- _WHAT YOU ARE ASKED TO DO_: Under this task are some entries; return every one of them exactly.

-- START MATERIAL SUPPLIED --

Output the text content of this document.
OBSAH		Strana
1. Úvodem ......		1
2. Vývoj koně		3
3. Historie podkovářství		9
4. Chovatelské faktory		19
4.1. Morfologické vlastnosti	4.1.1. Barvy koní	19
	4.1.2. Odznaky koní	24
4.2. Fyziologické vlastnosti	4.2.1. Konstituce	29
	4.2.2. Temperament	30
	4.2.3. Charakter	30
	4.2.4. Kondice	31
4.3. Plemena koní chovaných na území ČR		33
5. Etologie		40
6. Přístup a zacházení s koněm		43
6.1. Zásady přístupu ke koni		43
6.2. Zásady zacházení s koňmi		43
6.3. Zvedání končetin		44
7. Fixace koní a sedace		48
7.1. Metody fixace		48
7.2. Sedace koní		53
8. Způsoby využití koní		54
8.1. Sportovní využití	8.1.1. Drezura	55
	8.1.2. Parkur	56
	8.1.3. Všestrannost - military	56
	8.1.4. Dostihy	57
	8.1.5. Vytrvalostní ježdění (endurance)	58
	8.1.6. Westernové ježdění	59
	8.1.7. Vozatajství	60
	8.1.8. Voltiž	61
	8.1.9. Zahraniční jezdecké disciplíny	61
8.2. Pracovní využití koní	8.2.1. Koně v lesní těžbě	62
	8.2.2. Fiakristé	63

-- END MATERIAL SUPPLIED --

- _SOLUTION TO THIS EXERCISE_:
Output the text content of this document.
OBSAH		Strana
1. Úvodem ......		1
2. Vývoj koně		3
3. Historie podkovářství		9
4. Chovatelské faktory		19
4.1. Morfologické vlastnosti	4.1.1. Barvy koní	19
	4.1.2. Odznaky koní	24
4.2. Fyziologické vlastnosti	4.2.1. Konstituce	29
	4.2.2. Temperament	30
	4.2.3. Charakter	30
	4.2.4. Kondice	31
4.3. Plemena koní chovaných na území ČR		33
5. Etologie		40
6. Přístup a zacházení s koněm		43
6.1. Zásady přístupu ke koni		43
6.2. Zásady zacházení s koňmi		43
6.3. Zvedání končetin		44
7. Fixace koní a sedace		48
7.1. Metody fixace		48
7.2. Sedace koní		53
8. Způsoby využití koní		54
8.1. Sportovní využití	8.1.1. Drezura	55
	8.1.2. Parkur	56
	8.1.3. Všestrannost - military	56
	8.1.4. Dostihy	57
	8.1.5. Vytrvalostní ježdění (endurance)	58
	8.1.6. Westernové ježdění	59
	8.1.7. Vozatajství	60
	8.1.8. Voltiž	61
	8.1.9. Zahraniční jezdecké disciplíny	61
8.2. Pracovní využití koní	8.2.1. Koně v lesní těžbě	62
	8.2.2. Fiakristé	63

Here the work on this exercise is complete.